▶ What to produce
List every line below containing "citrate".
--- start of Supplied information ---
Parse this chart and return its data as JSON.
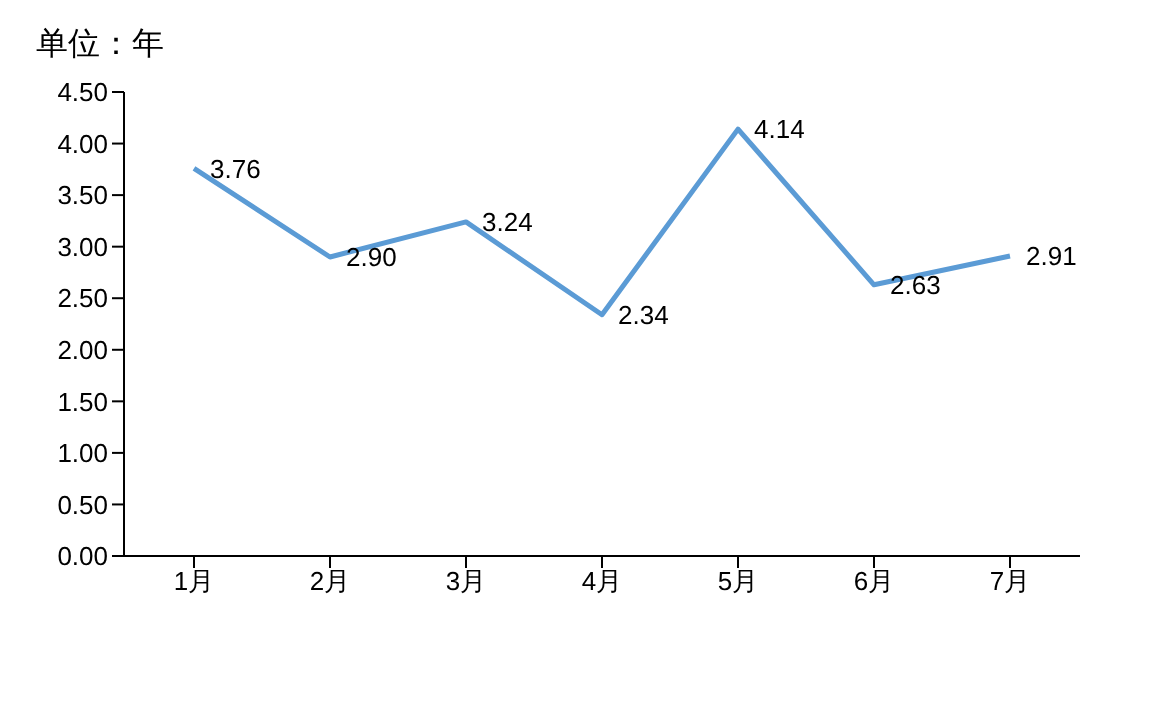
{
  "chart_data": {
    "type": "line",
    "ylabel": "单位：年",
    "categories": [
      "1月",
      "2月",
      "3月",
      "4月",
      "5月",
      "6月",
      "7月"
    ],
    "series": [
      {
        "color": "#5b9bd5",
        "values": [
          3.76,
          2.9,
          3.24,
          2.34,
          4.14,
          2.63,
          2.91
        ]
      }
    ],
    "ylim": [
      0,
      4.5
    ],
    "yticks": [
      {
        "value": 0,
        "label": "0.00"
      },
      {
        "value": 0.5,
        "label": "0.50"
      },
      {
        "value": 1,
        "label": "1.00"
      },
      {
        "value": 1.5,
        "label": "1.50"
      },
      {
        "value": 2,
        "label": "2.00"
      },
      {
        "value": 2.5,
        "label": "2.50"
      },
      {
        "value": 3,
        "label": "3.00"
      },
      {
        "value": 3.5,
        "label": "3.50"
      },
      {
        "value": 4,
        "label": "4.00"
      },
      {
        "value": 4.5,
        "label": "4.50"
      }
    ],
    "value_labels": [
      "3.76",
      "2.90",
      "3.24",
      "2.34",
      "4.14",
      "2.63",
      "2.91"
    ],
    "grid": false,
    "legend": false,
    "marker": "none",
    "line_style": "solid"
  }
}
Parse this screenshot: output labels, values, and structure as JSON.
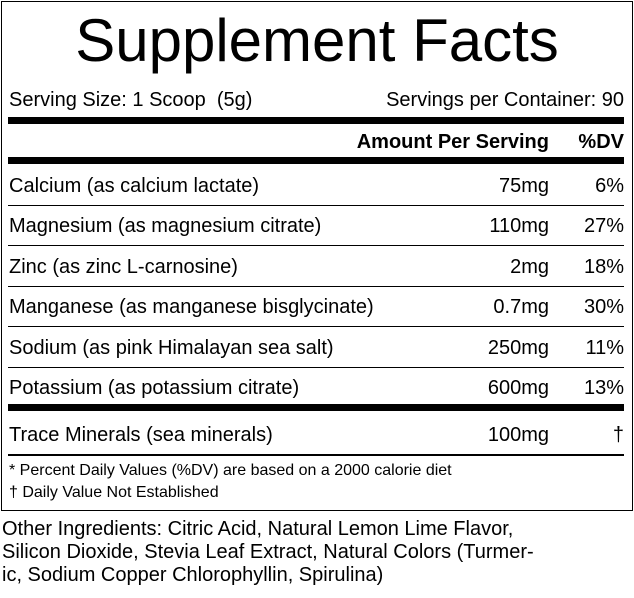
{
  "title": "Supplement Facts",
  "serving": {
    "size": "Serving Size: 1 Scoop  (5g)",
    "per_container": "Servings per Container: 90"
  },
  "header": {
    "amount": "Amount Per Serving",
    "dv": "%DV"
  },
  "rows": [
    [
      "Calcium (as calcium lactate)",
      "75mg",
      "6%"
    ],
    [
      "Magnesium (as magnesium citrate)",
      "110mg",
      "27%"
    ],
    [
      "Zinc (as zinc L-carnosine)",
      "2mg",
      "18%"
    ],
    [
      "Manganese (as manganese bisglycinate)",
      "0.7mg",
      "30%"
    ],
    [
      "Sodium (as pink Himalayan sea salt)",
      "250mg",
      "11%"
    ],
    [
      "Potassium (as potassium citrate)",
      "600mg",
      "13%"
    ]
  ],
  "extra_rows": [
    [
      "Trace Minerals (sea minerals)",
      "100mg",
      "†"
    ]
  ],
  "footnotes": [
    "* Percent Daily Values (%DV) are based on a 2000 calorie diet",
    "† Daily Value Not Established"
  ],
  "other_ingredients": [
    "Other Ingredients: Citric Acid, Natural Lemon Lime Flavor,",
    "Silicon Dioxide, Stevia Leaf Extract, Natural Colors (Turmer-",
    "ic, Sodium Copper Chlorophyllin, Spirulina)"
  ]
}
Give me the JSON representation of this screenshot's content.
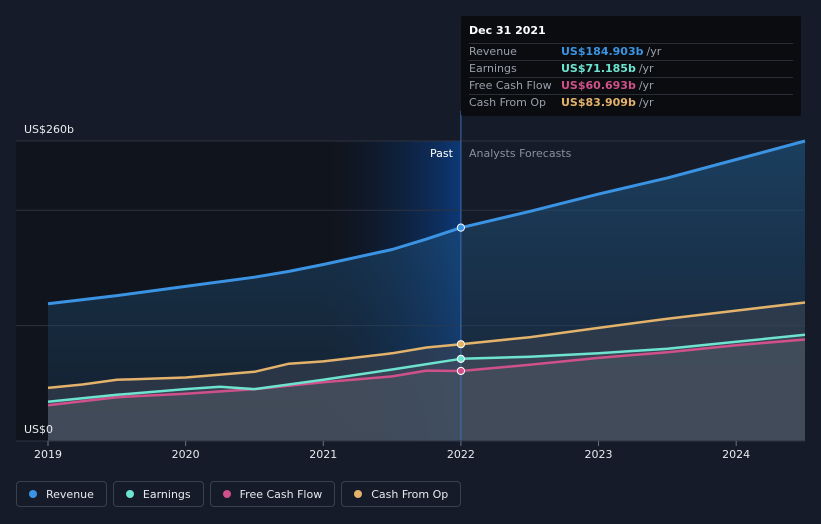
{
  "chart_data": {
    "type": "line",
    "y_axis": {
      "top_label": "US$260b",
      "bottom_label": "US$0",
      "ylim": [
        0,
        260
      ]
    },
    "x_axis": {
      "ticks": [
        "2019",
        "2020",
        "2021",
        "2022",
        "2023",
        "2024"
      ],
      "xlim": [
        2019,
        2024.5
      ]
    },
    "divider_x": 2022,
    "regions": {
      "past": "Past",
      "forecast": "Analysts Forecasts"
    },
    "series": [
      {
        "key": "revenue",
        "name": "Revenue",
        "color": "#3b93e3",
        "points": [
          [
            2019,
            119
          ],
          [
            2019.5,
            126
          ],
          [
            2020,
            134
          ],
          [
            2020.5,
            142
          ],
          [
            2020.75,
            147
          ],
          [
            2021,
            153
          ],
          [
            2021.5,
            166
          ],
          [
            2021.75,
            175
          ],
          [
            2022,
            184.9
          ],
          [
            2022.5,
            199
          ],
          [
            2023,
            214
          ],
          [
            2023.5,
            228
          ],
          [
            2024,
            244
          ],
          [
            2024.5,
            260
          ]
        ]
      },
      {
        "key": "earnings",
        "name": "Earnings",
        "color": "#6ee3cf",
        "points": [
          [
            2019,
            34
          ],
          [
            2019.5,
            40
          ],
          [
            2020,
            45
          ],
          [
            2020.25,
            47
          ],
          [
            2020.5,
            45
          ],
          [
            2021,
            53
          ],
          [
            2021.5,
            62
          ],
          [
            2022,
            71.2
          ],
          [
            2022.5,
            73
          ],
          [
            2023,
            76
          ],
          [
            2023.5,
            80
          ],
          [
            2024,
            86
          ],
          [
            2024.5,
            92
          ]
        ]
      },
      {
        "key": "fcf",
        "name": "Free Cash Flow",
        "color": "#d0518a",
        "points": [
          [
            2019,
            31
          ],
          [
            2019.5,
            38
          ],
          [
            2020,
            41
          ],
          [
            2020.5,
            45
          ],
          [
            2021,
            51
          ],
          [
            2021.5,
            56
          ],
          [
            2021.75,
            61
          ],
          [
            2022,
            60.7
          ],
          [
            2022.5,
            66
          ],
          [
            2023,
            72
          ],
          [
            2023.5,
            77
          ],
          [
            2024,
            83
          ],
          [
            2024.5,
            88
          ]
        ]
      },
      {
        "key": "cfo",
        "name": "Cash From Op",
        "color": "#e3b26b",
        "points": [
          [
            2019,
            46
          ],
          [
            2019.25,
            49
          ],
          [
            2019.5,
            53
          ],
          [
            2020,
            55
          ],
          [
            2020.5,
            60
          ],
          [
            2020.75,
            67
          ],
          [
            2021,
            69
          ],
          [
            2021.5,
            76
          ],
          [
            2021.75,
            81
          ],
          [
            2022,
            83.9
          ],
          [
            2022.5,
            90
          ],
          [
            2023,
            98
          ],
          [
            2023.5,
            106
          ],
          [
            2024,
            113
          ],
          [
            2024.5,
            120
          ]
        ]
      }
    ]
  },
  "tooltip": {
    "date": "Dec 31 2021",
    "rows": [
      {
        "name": "Revenue",
        "value": "US$184.903b",
        "unit": "/yr",
        "color": "#3b93e3"
      },
      {
        "name": "Earnings",
        "value": "US$71.185b",
        "unit": "/yr",
        "color": "#6ee3cf"
      },
      {
        "name": "Free Cash Flow",
        "value": "US$60.693b",
        "unit": "/yr",
        "color": "#d0518a"
      },
      {
        "name": "Cash From Op",
        "value": "US$83.909b",
        "unit": "/yr",
        "color": "#e3b26b"
      }
    ]
  },
  "legend": [
    {
      "name": "Revenue",
      "color": "#3b93e3"
    },
    {
      "name": "Earnings",
      "color": "#6ee3cf"
    },
    {
      "name": "Free Cash Flow",
      "color": "#d0518a"
    },
    {
      "name": "Cash From Op",
      "color": "#e3b26b"
    }
  ]
}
--- end of Supplied information ---
▶ The answer
      "Magnesium (as magnesium citrate)",
      "Potassium (as potassium citrate)",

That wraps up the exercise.